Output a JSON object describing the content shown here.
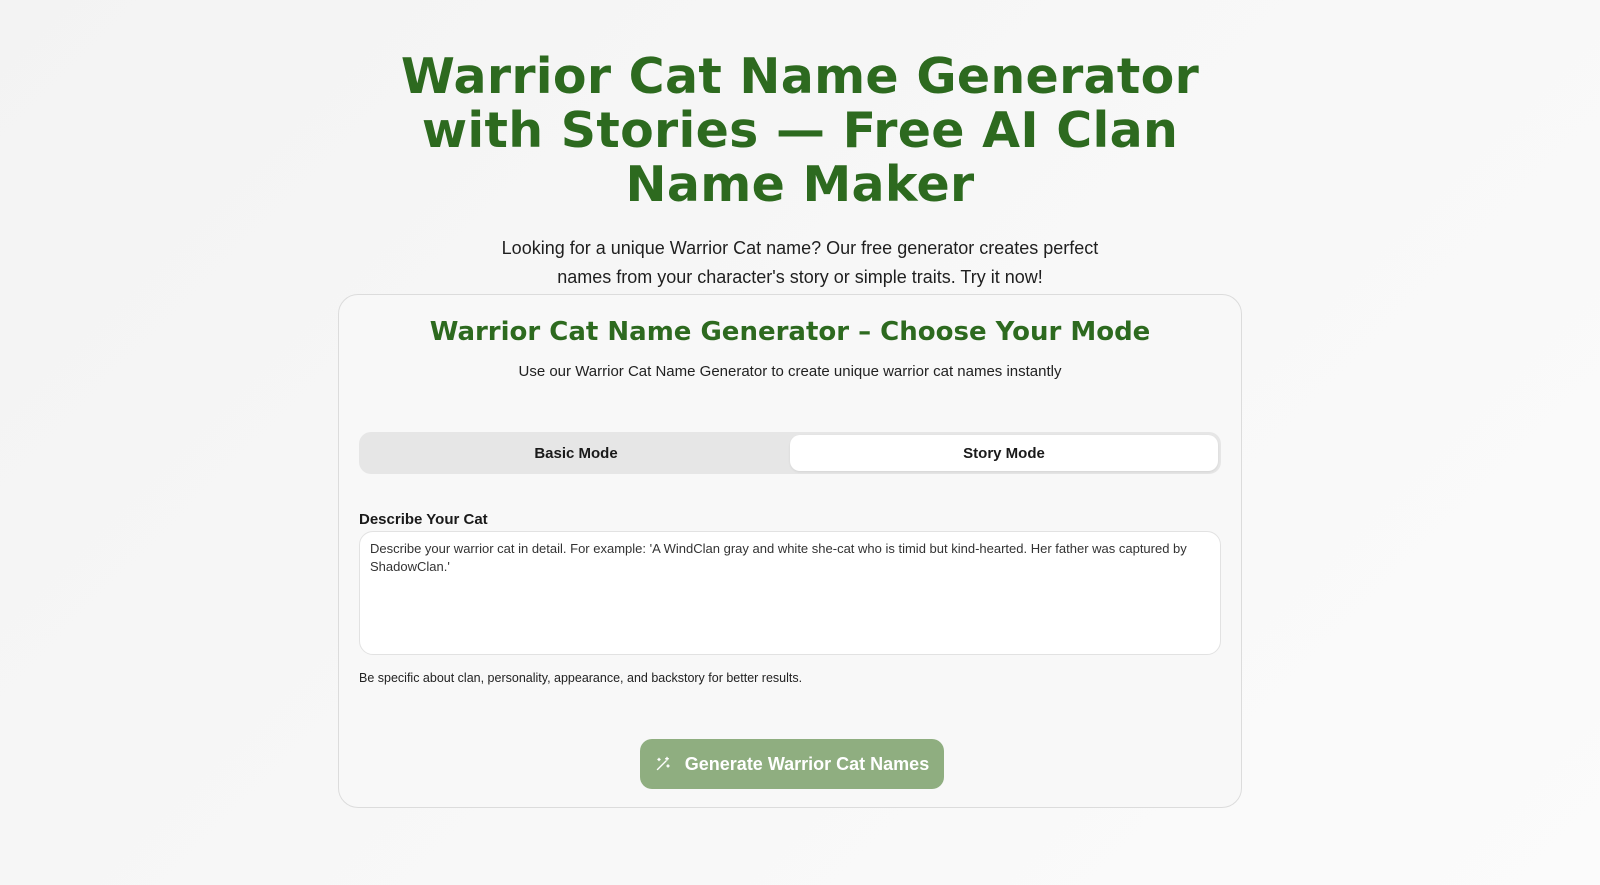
{
  "hero": {
    "title": "Warrior Cat Name Generator with Stories — Free AI Clan Name Maker",
    "subtitle": "Looking for a unique Warrior Cat name? Our free generator creates perfect names from your character's story or simple traits. Try it now!"
  },
  "generator": {
    "title": "Warrior Cat Name Generator – Choose Your Mode",
    "subtitle": "Use our Warrior Cat Name Generator to create unique warrior cat names instantly",
    "modes": [
      {
        "label": "Basic Mode",
        "active": false
      },
      {
        "label": "Story Mode",
        "active": true
      }
    ],
    "description_label": "Describe Your Cat",
    "description_placeholder": "Describe your warrior cat in detail. For example: 'A WindClan gray and white she-cat who is timid but kind-hearted. Her father was captured by ShadowClan.'",
    "description_value": "",
    "hint": "Be specific about clan, personality, appearance, and backstory for better results.",
    "generate_label": "Generate Warrior Cat Names",
    "generate_icon": "magic-wand-icon"
  },
  "colors": {
    "accent": "#2d6a1f",
    "button": "#8fae80"
  }
}
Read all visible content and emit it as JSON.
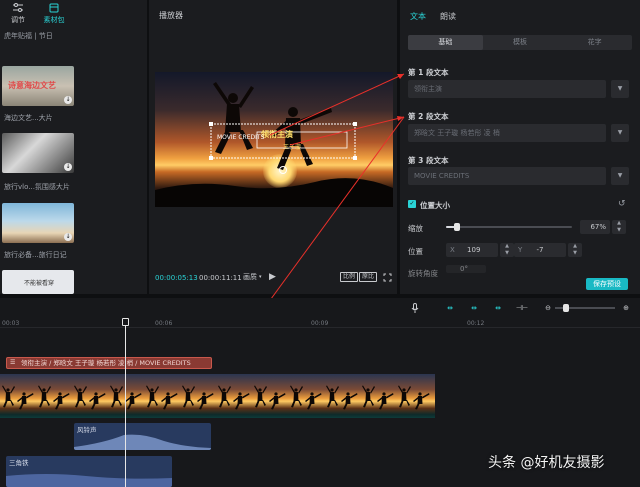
{
  "left_panel": {
    "tabs": [
      {
        "label": "调节",
        "icon": "sliders-icon"
      },
      {
        "label": "素材包",
        "icon": "package-icon"
      }
    ],
    "breadcrumb": "虎年贴福 | 节日",
    "items": [
      {
        "caption": "海边文艺...大片",
        "thumb_text": "诗意海边文艺"
      },
      {
        "caption": "旅行vlo...氛围感大片",
        "thumb_text": ""
      },
      {
        "caption": "旅行必备...旅行日记",
        "thumb_text": ""
      },
      {
        "caption": "",
        "thumb_text": "不能被看穿"
      }
    ]
  },
  "player": {
    "title": "播放器",
    "current_time": "00:00:05:13",
    "total_time": "00:00:11:11",
    "quality_label": "画质",
    "ratio_label": "比例",
    "original_label": "原比",
    "overlay_text": "领衔主演",
    "overlay_sub": "王子璇",
    "overlay_en": "MOVIE CREDITS"
  },
  "right_panel": {
    "tabs": [
      "文本",
      "朗读"
    ],
    "segments": [
      "基础",
      "模板",
      "花字"
    ],
    "paragraphs": [
      {
        "label": "第 1 段文本",
        "value": "领衔主演"
      },
      {
        "label": "第 2 段文本",
        "value": "郑晗文 王子璇 杨若彤 凌 梢"
      },
      {
        "label": "第 3 段文本",
        "value": "MOVIE CREDITS"
      }
    ],
    "position_size_label": "位置大小",
    "scale_label": "缩放",
    "scale_value": "67%",
    "scale_fraction": 0.67,
    "position_label": "位置",
    "x_label": "X",
    "x_value": "109",
    "y_label": "Y",
    "y_value": "-7",
    "rotate_label": "旋转角度",
    "rotate_value": "0°",
    "save_label": "保存预设"
  },
  "timeline": {
    "ticks": [
      "00:03",
      "00:06",
      "00:09",
      "00:12"
    ],
    "text_clip": "领衔主演 / 郑晗文 王子璇 杨若彤 凌 梢 / MOVIE CREDITS",
    "audio_clips": [
      {
        "label": "风铃声"
      },
      {
        "label": "三角铁"
      }
    ]
  },
  "watermark": "头条 @好机友摄影",
  "colors": {
    "accent": "#2ad3d6",
    "text_clip": "#8a3a33",
    "save_button": "#19b9c4",
    "audio_clip": "#283a5f"
  }
}
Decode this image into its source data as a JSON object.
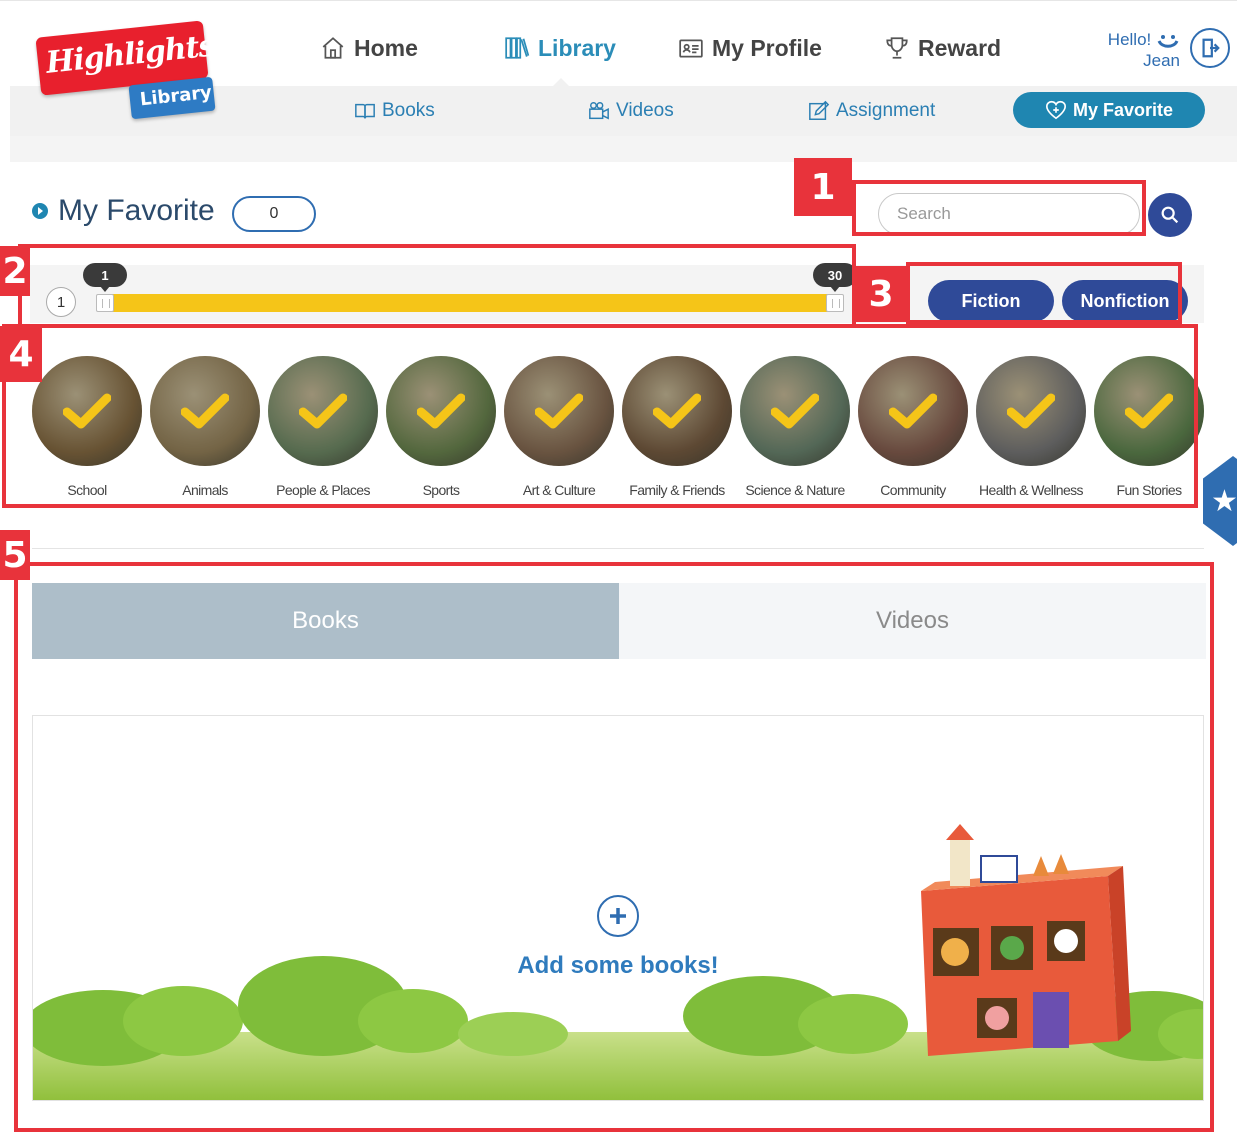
{
  "nav": {
    "logo_main": "Highlights",
    "logo_sub": "Library",
    "items": [
      {
        "label": "Home",
        "icon": "house-icon",
        "active": false
      },
      {
        "label": "Library",
        "icon": "books-icon",
        "active": true
      },
      {
        "label": "My Profile",
        "icon": "id-card-icon",
        "active": false
      },
      {
        "label": "Reward",
        "icon": "trophy-icon",
        "active": false
      }
    ],
    "greeting": "Hello!",
    "user_name": "Jean"
  },
  "subnav": {
    "items": [
      {
        "label": "Books",
        "icon": "book-icon"
      },
      {
        "label": "Videos",
        "icon": "video-icon"
      },
      {
        "label": "Assignment",
        "icon": "edit-icon"
      }
    ],
    "active_label": "My Favorite"
  },
  "favorite": {
    "title": "My Favorite",
    "count": "0"
  },
  "search": {
    "placeholder": "Search"
  },
  "level_slider": {
    "min_label": "1",
    "low_value": "1",
    "high_value": "30"
  },
  "genre_buttons": [
    "Fiction",
    "Nonfiction"
  ],
  "categories": [
    {
      "label": "School",
      "color": "#8a6a3a",
      "selected": true
    },
    {
      "label": "Animals",
      "color": "#9c8455",
      "selected": true
    },
    {
      "label": "People & Places",
      "color": "#6f8f64",
      "selected": true
    },
    {
      "label": "Sports",
      "color": "#6b8a4a",
      "selected": true
    },
    {
      "label": "Art & Culture",
      "color": "#8c6b4e",
      "selected": true
    },
    {
      "label": "Family & Friends",
      "color": "#7a5a3a",
      "selected": true
    },
    {
      "label": "Science & Nature",
      "color": "#6b8a70",
      "selected": true
    },
    {
      "label": "Community",
      "color": "#8a5b4a",
      "selected": true
    },
    {
      "label": "Health & Wellness",
      "color": "#7a7a7a",
      "selected": true
    },
    {
      "label": "Fun Stories",
      "color": "#5d8a4a",
      "selected": true
    }
  ],
  "tabs": [
    {
      "label": "Books",
      "active": true
    },
    {
      "label": "Videos",
      "active": false
    }
  ],
  "empty_state": {
    "message": "Add some books!"
  },
  "annotations": [
    "1",
    "2",
    "3",
    "4",
    "5"
  ],
  "colors": {
    "brand_red": "#e8202d",
    "brand_blue": "#2f4a98",
    "accent_teal": "#1f86b1",
    "slider_fill": "#f5c518",
    "annotation_red": "#e8333b"
  }
}
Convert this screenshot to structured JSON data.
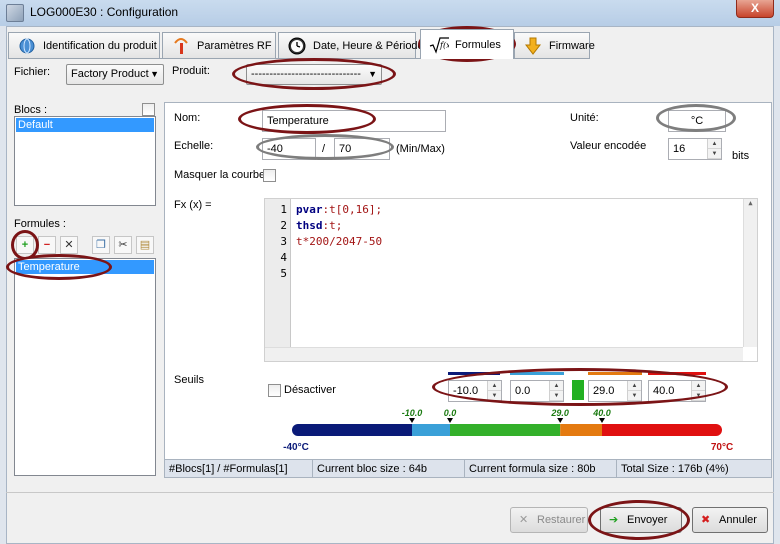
{
  "window": {
    "title": "LOG000E30 : Configuration",
    "close_label": "X"
  },
  "tabs": [
    {
      "label": "Identification du produit",
      "icon": "globe-icon"
    },
    {
      "label": "Paramètres RF",
      "icon": "antenna-icon"
    },
    {
      "label": "Date, Heure & Périodes",
      "icon": "clock-icon"
    },
    {
      "label": "Formules",
      "icon": "sqrt-fx-icon",
      "active": true
    },
    {
      "label": "Firmware",
      "icon": "download-arrow-icon"
    }
  ],
  "fichier": {
    "label": "Fichier:",
    "value": "Factory Product"
  },
  "produit": {
    "label": "Produit:",
    "value": "------------------------------"
  },
  "blocs": {
    "label": "Blocs :",
    "items": [
      "Default"
    ]
  },
  "formules": {
    "label": "Formules :",
    "items": [
      "Temperature"
    ]
  },
  "form": {
    "nom_label": "Nom:",
    "nom_value": "Temperature",
    "unite_label": "Unité:",
    "unite_value": "°C",
    "echelle_label": "Echelle:",
    "echelle_min": "-40",
    "echelle_sep": "/",
    "echelle_max": "70",
    "echelle_suffix": "(Min/Max)",
    "valeur_label": "Valeur encodée",
    "valeur_value": "16",
    "valeur_suffix": "bits",
    "masquer_label": "Masquer la courbe",
    "fx_label": "Fx (x) ="
  },
  "code_lines": [
    {
      "num": "1",
      "kw": "pvar",
      "rest": ":t[0,16];"
    },
    {
      "num": "2",
      "kw": "thsd",
      "rest": ":t;"
    },
    {
      "num": "3",
      "kw": "",
      "rest": "t*200/2047-50"
    },
    {
      "num": "4",
      "kw": "",
      "rest": ""
    },
    {
      "num": "5",
      "kw": "",
      "rest": ""
    }
  ],
  "seuils": {
    "label": "Seuils",
    "desactiver_label": "Désactiver",
    "values": [
      "-10.0",
      "0.0",
      "29.0",
      "40.0"
    ],
    "swatch_color": "#22b022"
  },
  "scale_bar": {
    "min": -40,
    "max": 70,
    "min_label": "-40°C",
    "max_label": "70°C",
    "marker_labels": [
      "-10.0",
      "0.0",
      "29.0",
      "40.0"
    ],
    "segments": [
      {
        "from": -40,
        "to": -10,
        "color": "#0a1a78"
      },
      {
        "from": -10,
        "to": 0,
        "color": "#3aa0d8"
      },
      {
        "from": 0,
        "to": 29,
        "color": "#33b02a"
      },
      {
        "from": 29,
        "to": 40,
        "color": "#e47a10"
      },
      {
        "from": 40,
        "to": 70,
        "color": "#e01010"
      }
    ]
  },
  "status": {
    "blocs_formulas": "#Blocs[1] / #Formulas[1]",
    "bloc_size": "Current bloc size : 64b",
    "formula_size": "Current formula size : 80b",
    "total_size": "Total Size : 176b (4%)"
  },
  "buttons": {
    "restaurer": "Restaurer",
    "envoyer": "Envoyer",
    "annuler": "Annuler"
  }
}
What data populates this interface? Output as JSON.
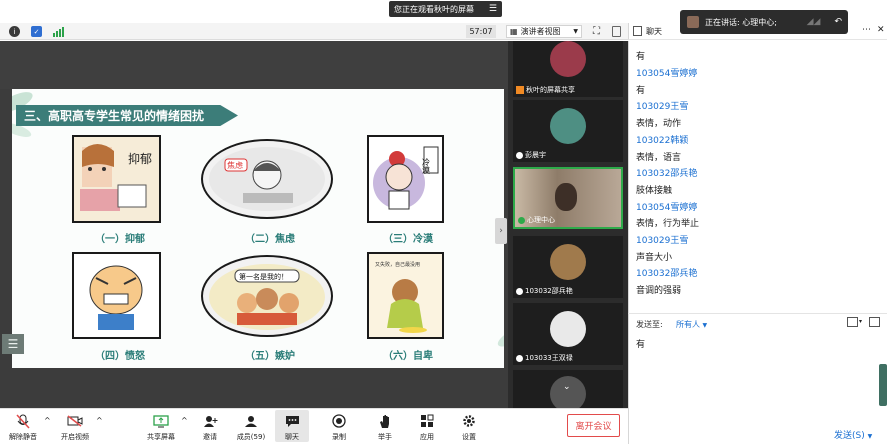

=======

# Short task
In the entries above, identify every line with the word "from". Copy those lines.

# Completed exercise
    "subtitle": "Looking for a unique Warrior Cat name? Our free generator creates perfect names from your character's story or simple traits. Try it now!"
        "from": -40,
        "from": -10,
        "from": 0,
        "from": 29,
        "from": 40,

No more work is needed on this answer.